**WRITTEN EXERCISE**
Only lines with the string "QFieldCloud" matter here; gather them from the material below.

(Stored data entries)
—————
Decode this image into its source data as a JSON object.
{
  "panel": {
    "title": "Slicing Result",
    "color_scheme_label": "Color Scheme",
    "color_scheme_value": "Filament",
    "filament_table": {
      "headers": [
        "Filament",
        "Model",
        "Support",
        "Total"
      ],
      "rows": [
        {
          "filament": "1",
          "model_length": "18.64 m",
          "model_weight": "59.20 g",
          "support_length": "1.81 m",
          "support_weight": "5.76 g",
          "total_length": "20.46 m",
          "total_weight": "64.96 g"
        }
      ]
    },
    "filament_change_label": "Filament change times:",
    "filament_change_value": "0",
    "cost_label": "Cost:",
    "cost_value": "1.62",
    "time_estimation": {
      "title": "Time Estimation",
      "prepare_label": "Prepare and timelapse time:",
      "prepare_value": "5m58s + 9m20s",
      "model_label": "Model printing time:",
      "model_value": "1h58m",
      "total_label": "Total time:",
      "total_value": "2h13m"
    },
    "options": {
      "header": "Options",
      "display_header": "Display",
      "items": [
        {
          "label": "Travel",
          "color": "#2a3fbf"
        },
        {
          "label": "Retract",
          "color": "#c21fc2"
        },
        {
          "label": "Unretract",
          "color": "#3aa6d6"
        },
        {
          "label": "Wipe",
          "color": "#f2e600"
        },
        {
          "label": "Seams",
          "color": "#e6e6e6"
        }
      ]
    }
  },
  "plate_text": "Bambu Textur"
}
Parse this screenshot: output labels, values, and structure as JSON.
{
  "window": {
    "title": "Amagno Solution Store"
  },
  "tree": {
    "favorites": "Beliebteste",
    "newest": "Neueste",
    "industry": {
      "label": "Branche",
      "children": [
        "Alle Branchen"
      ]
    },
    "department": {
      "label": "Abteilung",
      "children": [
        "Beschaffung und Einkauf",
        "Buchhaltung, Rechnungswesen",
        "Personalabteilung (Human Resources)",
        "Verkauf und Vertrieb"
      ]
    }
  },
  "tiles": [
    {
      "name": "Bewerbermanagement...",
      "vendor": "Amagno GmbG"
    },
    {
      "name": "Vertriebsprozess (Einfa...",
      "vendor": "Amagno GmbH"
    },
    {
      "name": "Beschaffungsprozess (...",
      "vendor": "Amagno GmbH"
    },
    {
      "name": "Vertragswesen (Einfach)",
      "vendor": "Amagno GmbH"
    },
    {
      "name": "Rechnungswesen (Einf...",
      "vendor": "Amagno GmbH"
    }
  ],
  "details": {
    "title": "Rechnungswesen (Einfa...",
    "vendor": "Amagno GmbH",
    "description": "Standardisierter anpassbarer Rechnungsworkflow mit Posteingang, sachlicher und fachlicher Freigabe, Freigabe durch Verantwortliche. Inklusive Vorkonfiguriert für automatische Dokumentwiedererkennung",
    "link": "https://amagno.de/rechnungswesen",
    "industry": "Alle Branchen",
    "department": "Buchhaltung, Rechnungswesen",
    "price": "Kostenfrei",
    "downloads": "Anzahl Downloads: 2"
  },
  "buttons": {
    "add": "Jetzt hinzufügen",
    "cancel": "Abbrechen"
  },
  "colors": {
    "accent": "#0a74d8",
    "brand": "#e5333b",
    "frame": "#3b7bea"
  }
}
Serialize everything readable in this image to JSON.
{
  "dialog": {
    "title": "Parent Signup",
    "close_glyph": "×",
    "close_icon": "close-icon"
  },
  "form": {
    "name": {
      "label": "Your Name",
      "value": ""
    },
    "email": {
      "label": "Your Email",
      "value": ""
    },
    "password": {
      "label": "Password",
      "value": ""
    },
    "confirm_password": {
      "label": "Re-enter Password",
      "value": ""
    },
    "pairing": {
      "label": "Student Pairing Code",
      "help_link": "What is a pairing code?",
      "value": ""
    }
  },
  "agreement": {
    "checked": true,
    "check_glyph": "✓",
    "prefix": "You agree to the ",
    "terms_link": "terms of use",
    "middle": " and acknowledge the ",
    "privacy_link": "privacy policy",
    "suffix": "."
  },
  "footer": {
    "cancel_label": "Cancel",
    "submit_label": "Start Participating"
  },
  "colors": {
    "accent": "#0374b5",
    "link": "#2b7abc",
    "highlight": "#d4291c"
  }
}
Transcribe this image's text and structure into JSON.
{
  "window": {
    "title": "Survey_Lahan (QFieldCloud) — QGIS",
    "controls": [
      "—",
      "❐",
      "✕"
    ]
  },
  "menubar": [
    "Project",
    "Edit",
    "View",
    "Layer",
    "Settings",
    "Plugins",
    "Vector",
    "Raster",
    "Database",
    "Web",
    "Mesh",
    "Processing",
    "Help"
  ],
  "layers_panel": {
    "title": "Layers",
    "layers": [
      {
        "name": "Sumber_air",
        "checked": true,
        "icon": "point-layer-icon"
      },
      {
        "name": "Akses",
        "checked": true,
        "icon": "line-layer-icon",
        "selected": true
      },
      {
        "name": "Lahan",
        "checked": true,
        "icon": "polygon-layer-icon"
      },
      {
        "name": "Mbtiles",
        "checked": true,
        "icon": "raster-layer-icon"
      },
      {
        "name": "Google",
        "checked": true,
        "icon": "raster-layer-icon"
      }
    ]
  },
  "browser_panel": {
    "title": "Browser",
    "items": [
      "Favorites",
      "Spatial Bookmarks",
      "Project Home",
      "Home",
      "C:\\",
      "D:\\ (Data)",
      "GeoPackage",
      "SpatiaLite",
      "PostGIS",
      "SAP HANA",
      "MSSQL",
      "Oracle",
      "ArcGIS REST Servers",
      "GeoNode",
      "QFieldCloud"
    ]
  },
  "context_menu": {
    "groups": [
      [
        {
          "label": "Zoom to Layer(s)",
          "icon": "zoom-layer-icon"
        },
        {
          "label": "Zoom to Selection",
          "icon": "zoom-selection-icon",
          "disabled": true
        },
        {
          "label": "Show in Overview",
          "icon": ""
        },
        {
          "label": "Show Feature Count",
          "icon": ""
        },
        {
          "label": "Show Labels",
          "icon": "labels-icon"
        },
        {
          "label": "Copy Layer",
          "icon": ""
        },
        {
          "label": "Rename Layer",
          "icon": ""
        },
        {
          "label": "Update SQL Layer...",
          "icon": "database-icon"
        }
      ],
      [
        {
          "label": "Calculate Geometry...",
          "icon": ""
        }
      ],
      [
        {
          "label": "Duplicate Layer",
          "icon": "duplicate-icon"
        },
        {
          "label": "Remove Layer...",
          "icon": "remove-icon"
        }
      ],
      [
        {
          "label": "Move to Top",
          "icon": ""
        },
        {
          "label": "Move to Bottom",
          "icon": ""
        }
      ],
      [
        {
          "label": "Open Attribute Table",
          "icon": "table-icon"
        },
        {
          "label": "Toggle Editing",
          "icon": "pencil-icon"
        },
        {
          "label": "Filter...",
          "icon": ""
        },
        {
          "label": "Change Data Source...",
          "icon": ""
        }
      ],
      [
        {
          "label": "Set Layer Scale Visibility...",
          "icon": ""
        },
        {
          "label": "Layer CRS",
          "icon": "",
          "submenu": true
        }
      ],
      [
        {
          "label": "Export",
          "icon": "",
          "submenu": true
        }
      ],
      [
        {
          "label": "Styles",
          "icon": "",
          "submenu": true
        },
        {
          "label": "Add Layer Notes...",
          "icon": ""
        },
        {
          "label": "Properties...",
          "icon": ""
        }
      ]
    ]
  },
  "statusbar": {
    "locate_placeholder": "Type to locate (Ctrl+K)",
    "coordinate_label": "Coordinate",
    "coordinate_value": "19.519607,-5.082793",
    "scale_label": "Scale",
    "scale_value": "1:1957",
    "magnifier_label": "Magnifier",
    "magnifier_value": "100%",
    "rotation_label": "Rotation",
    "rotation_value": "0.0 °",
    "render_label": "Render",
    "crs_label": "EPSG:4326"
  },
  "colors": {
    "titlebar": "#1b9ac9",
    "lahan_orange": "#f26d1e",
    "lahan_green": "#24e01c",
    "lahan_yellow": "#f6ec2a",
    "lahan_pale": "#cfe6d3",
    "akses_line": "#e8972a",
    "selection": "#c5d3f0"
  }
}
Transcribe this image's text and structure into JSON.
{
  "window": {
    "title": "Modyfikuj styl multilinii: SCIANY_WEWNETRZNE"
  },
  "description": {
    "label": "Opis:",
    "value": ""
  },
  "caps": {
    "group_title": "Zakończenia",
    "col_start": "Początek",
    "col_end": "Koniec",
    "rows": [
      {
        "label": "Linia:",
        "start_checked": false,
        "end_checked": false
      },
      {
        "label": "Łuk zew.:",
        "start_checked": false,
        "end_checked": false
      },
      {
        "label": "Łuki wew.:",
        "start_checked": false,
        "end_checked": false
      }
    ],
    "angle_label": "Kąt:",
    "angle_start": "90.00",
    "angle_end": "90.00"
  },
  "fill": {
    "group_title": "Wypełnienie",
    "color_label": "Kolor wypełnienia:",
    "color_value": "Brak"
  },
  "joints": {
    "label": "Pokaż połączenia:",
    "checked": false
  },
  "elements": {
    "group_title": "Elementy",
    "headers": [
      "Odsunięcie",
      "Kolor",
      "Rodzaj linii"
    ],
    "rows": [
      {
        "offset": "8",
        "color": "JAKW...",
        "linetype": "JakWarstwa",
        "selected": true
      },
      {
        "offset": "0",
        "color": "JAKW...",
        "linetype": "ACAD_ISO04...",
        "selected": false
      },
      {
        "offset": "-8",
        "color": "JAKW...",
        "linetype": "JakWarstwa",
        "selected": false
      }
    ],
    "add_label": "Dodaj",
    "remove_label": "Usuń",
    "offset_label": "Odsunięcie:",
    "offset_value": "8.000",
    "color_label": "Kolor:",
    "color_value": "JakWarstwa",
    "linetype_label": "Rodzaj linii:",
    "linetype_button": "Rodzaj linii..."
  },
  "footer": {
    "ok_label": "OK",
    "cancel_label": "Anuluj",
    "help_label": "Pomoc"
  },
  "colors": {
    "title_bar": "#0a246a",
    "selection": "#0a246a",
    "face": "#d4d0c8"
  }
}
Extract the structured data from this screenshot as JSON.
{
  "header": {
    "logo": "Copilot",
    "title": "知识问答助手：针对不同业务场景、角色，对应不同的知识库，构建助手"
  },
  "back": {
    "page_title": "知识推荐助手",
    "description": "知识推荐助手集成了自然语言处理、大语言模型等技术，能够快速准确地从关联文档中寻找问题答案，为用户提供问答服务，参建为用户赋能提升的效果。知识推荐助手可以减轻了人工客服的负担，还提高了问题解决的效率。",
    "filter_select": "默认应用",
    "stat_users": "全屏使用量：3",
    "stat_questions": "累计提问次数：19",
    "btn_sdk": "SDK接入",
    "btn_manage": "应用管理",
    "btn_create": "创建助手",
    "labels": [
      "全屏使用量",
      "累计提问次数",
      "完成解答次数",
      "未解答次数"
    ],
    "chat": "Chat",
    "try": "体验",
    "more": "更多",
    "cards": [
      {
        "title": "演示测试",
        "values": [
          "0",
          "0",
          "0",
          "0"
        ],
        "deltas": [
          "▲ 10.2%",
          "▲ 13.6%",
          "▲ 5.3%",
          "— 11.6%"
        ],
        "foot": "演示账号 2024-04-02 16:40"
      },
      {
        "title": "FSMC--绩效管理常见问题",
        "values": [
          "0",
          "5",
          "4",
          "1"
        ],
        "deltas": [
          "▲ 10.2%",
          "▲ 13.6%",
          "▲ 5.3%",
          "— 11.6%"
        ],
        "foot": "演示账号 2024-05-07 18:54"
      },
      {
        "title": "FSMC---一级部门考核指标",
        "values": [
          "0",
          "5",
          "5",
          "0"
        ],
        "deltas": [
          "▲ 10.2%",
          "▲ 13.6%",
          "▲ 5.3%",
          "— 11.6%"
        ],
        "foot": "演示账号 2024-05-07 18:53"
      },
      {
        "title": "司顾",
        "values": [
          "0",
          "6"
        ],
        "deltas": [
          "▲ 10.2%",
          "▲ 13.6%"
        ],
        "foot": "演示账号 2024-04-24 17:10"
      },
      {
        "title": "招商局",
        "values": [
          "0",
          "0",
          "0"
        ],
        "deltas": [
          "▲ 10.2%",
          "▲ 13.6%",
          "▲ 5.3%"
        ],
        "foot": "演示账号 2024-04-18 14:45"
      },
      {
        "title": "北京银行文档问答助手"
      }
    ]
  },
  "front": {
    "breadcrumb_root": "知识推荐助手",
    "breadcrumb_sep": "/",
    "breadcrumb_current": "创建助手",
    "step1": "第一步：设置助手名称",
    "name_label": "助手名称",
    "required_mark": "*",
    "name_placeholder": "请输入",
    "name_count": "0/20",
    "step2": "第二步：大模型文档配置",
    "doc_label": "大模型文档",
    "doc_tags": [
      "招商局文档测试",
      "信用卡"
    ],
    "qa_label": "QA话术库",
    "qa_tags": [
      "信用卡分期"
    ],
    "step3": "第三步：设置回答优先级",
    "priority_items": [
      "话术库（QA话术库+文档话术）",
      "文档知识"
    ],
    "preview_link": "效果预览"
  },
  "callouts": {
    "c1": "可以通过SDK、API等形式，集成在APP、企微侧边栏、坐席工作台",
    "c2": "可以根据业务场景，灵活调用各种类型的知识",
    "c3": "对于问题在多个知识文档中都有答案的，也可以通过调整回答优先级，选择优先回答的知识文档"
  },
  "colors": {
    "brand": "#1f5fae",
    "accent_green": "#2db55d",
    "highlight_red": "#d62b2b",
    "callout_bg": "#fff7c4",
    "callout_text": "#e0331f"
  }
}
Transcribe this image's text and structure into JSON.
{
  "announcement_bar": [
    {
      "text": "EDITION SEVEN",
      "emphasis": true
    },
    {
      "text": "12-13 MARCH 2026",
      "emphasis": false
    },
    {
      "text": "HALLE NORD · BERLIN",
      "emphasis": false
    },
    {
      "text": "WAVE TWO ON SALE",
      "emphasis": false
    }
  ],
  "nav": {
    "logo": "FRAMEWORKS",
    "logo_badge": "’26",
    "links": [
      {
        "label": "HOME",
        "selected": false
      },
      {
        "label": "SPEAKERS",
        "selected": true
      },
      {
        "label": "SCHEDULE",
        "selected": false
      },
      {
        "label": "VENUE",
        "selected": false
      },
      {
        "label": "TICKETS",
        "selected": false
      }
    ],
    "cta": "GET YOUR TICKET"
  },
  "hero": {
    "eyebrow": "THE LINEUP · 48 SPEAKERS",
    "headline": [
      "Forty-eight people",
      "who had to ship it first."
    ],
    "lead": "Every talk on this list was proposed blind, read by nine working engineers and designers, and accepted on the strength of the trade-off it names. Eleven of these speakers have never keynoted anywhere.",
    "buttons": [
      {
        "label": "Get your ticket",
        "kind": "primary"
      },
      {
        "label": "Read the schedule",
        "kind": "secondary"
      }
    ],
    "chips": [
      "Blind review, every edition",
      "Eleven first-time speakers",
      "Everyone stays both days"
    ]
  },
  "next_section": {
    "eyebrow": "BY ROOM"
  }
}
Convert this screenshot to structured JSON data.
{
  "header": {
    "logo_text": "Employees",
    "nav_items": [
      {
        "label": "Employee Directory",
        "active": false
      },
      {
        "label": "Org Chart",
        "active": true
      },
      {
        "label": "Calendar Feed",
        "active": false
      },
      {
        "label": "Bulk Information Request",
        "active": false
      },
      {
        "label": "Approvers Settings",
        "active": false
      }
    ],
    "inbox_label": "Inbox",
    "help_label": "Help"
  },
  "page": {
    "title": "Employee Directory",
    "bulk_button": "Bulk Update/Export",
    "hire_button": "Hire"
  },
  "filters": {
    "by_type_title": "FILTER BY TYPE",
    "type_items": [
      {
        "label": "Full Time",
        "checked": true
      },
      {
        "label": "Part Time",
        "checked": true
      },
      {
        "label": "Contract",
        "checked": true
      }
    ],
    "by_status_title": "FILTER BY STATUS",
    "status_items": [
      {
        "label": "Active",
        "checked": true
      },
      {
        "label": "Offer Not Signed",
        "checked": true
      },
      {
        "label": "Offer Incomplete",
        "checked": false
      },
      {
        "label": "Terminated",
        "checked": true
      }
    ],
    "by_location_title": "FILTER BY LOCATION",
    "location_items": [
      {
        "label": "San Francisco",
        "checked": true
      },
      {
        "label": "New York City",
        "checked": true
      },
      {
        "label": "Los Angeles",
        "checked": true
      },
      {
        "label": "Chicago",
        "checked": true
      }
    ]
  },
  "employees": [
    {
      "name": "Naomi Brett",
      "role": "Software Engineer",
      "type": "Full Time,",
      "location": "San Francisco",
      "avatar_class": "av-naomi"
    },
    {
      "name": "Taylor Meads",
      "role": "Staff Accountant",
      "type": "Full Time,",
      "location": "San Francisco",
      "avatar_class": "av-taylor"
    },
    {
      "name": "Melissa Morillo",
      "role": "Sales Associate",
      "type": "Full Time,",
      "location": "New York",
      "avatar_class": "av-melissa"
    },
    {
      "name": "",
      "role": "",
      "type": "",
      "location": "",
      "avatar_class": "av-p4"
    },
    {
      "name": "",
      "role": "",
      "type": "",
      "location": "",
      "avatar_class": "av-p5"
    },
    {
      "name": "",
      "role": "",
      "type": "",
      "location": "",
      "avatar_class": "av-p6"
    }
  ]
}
—————
**SOLUTION TO THIS PROBLEM**
    "title": "Survey_Lahan (QFieldCloud) — QGIS",
      "QFieldCloud"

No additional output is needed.